TASK BRIEF
In the entries that follow, identify the line containing "What does this" and return it together with all later lines, exactly as they appear.

====== ENTRIES SUPPLIED

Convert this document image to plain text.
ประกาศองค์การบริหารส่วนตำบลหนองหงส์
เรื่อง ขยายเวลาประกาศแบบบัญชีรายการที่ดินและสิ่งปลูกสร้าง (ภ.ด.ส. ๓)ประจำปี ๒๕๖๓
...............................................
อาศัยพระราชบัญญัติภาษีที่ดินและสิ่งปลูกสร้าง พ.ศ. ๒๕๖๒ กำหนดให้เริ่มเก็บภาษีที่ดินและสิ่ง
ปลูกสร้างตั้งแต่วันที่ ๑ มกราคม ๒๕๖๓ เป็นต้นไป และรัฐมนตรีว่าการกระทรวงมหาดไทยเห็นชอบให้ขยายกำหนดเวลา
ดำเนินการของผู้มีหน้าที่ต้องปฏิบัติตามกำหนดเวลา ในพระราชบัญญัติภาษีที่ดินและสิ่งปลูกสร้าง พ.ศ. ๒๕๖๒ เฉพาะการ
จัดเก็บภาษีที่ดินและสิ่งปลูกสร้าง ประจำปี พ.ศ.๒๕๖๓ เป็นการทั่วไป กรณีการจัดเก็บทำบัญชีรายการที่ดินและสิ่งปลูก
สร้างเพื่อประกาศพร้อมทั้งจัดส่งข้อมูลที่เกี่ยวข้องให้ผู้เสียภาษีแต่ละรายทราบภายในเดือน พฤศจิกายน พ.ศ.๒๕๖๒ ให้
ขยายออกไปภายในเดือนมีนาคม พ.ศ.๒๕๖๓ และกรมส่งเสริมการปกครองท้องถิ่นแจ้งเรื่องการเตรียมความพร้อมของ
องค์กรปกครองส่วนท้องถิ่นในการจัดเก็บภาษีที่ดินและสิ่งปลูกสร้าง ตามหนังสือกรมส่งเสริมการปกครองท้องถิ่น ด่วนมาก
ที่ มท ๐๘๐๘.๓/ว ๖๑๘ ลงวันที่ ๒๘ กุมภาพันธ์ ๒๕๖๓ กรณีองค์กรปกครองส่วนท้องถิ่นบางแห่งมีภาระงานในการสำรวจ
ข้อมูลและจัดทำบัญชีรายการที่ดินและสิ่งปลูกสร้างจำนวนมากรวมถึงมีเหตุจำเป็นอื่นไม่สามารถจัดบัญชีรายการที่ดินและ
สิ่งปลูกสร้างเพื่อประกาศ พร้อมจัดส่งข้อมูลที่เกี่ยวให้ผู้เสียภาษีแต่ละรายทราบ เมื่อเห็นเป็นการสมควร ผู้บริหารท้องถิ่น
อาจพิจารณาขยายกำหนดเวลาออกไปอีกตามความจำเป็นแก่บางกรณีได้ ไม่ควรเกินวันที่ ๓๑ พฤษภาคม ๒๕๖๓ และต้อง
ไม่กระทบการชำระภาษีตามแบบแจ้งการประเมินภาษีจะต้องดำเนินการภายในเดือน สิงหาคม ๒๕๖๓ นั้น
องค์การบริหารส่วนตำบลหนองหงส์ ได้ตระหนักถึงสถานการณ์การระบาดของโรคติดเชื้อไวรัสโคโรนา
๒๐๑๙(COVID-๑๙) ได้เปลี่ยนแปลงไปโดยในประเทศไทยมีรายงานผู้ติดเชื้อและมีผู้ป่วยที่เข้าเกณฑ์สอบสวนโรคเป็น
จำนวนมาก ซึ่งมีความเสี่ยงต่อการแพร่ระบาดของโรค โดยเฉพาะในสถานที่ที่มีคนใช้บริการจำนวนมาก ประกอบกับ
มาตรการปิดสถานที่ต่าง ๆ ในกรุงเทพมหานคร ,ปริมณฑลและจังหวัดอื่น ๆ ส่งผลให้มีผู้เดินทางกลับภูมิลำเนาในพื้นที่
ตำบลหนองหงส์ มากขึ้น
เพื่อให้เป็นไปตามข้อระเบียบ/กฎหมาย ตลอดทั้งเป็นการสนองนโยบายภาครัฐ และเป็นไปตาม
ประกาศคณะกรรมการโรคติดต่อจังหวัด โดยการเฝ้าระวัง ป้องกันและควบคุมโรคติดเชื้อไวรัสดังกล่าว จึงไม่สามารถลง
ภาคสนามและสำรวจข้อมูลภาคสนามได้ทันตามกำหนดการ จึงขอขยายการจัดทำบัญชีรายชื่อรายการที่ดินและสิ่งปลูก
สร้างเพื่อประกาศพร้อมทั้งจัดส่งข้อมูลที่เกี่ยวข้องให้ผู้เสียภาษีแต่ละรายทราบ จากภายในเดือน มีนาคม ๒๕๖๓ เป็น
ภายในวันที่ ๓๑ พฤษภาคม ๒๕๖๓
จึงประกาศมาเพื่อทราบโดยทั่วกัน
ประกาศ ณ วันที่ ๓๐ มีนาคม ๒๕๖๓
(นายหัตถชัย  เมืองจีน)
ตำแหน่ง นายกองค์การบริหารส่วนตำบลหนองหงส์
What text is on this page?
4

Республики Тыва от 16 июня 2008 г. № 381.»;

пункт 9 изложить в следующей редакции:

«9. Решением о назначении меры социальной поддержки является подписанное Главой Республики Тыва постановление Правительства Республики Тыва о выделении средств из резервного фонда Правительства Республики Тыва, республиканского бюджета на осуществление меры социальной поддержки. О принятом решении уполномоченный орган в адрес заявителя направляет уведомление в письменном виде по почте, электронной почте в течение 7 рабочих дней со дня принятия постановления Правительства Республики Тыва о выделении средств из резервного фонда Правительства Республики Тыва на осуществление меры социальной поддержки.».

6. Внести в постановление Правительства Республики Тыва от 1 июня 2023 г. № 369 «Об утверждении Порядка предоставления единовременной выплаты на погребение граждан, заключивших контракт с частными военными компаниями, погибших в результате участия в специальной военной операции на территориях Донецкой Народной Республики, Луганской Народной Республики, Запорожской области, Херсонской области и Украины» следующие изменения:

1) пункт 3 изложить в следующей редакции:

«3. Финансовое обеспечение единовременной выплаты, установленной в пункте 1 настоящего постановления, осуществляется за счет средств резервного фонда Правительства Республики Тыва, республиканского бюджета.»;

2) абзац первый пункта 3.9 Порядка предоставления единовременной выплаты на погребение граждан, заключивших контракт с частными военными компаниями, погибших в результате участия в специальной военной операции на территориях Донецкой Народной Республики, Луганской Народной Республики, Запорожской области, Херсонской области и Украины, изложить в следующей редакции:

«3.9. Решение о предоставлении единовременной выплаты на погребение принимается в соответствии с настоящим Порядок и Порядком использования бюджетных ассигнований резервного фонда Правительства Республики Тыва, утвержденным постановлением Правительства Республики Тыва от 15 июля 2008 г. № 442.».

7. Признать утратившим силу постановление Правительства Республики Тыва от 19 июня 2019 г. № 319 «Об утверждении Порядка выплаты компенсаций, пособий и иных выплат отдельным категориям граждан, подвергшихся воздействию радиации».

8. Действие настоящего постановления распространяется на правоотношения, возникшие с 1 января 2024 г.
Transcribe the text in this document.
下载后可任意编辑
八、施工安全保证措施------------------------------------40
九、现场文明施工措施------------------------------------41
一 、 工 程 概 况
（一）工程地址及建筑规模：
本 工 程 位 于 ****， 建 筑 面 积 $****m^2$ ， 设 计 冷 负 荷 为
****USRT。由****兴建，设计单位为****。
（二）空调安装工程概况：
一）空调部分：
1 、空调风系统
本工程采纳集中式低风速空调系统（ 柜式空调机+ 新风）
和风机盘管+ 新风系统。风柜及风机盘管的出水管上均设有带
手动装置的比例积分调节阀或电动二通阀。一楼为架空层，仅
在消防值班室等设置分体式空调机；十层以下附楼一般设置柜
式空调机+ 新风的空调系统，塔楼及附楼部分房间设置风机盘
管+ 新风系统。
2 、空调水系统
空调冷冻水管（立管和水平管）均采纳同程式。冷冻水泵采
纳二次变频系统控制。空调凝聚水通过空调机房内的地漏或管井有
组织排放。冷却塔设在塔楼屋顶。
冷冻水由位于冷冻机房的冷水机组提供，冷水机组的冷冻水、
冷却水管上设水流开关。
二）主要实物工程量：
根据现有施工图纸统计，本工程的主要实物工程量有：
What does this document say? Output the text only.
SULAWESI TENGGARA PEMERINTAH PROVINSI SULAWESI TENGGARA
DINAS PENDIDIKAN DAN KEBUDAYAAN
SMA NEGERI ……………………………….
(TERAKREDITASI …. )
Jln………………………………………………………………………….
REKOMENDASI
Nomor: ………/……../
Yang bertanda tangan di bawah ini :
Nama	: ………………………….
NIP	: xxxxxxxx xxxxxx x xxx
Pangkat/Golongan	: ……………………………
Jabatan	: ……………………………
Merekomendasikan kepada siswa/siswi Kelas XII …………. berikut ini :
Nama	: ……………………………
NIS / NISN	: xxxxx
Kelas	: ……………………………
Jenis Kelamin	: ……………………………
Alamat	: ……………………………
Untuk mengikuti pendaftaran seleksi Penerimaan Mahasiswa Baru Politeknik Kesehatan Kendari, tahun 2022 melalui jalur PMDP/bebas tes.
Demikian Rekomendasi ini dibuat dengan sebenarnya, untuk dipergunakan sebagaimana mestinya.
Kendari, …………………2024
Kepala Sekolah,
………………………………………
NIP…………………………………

============

TASK OUTPUT
What does this document say? Output the text only.
SULAWESI TENGGARA PEMERINTAH PROVINSI SULAWESI TENGGARA
DINAS PENDIDIKAN DAN KEBUDAYAAN
SMA NEGERI ……………………………….
(TERAKREDITASI …. )
Jln………………………………………………………………………….
REKOMENDASI
Nomor: ………/……../
Yang bertanda tangan di bawah ini :
Nama	: ………………………….
NIP	: xxxxxxxx xxxxxx x xxx
Pangkat/Golongan	: ……………………………
Jabatan	: ……………………………
Merekomendasikan kepada siswa/siswi Kelas XII …………. berikut ini :
Nama	: ……………………………
NIS / NISN	: xxxxx
Kelas	: ……………………………
Jenis Kelamin	: ……………………………
Alamat	: ……………………………
Untuk mengikuti pendaftaran seleksi Penerimaan Mahasiswa Baru Politeknik Kesehatan Kendari, tahun 2022 melalui jalur PMDP/bebas tes.
Demikian Rekomendasi ini dibuat dengan sebenarnya, untuk dipergunakan sebagaimana mestinya.
Kendari, …………………2024
Kepala Sekolah,
………………………………………
NIP…………………………………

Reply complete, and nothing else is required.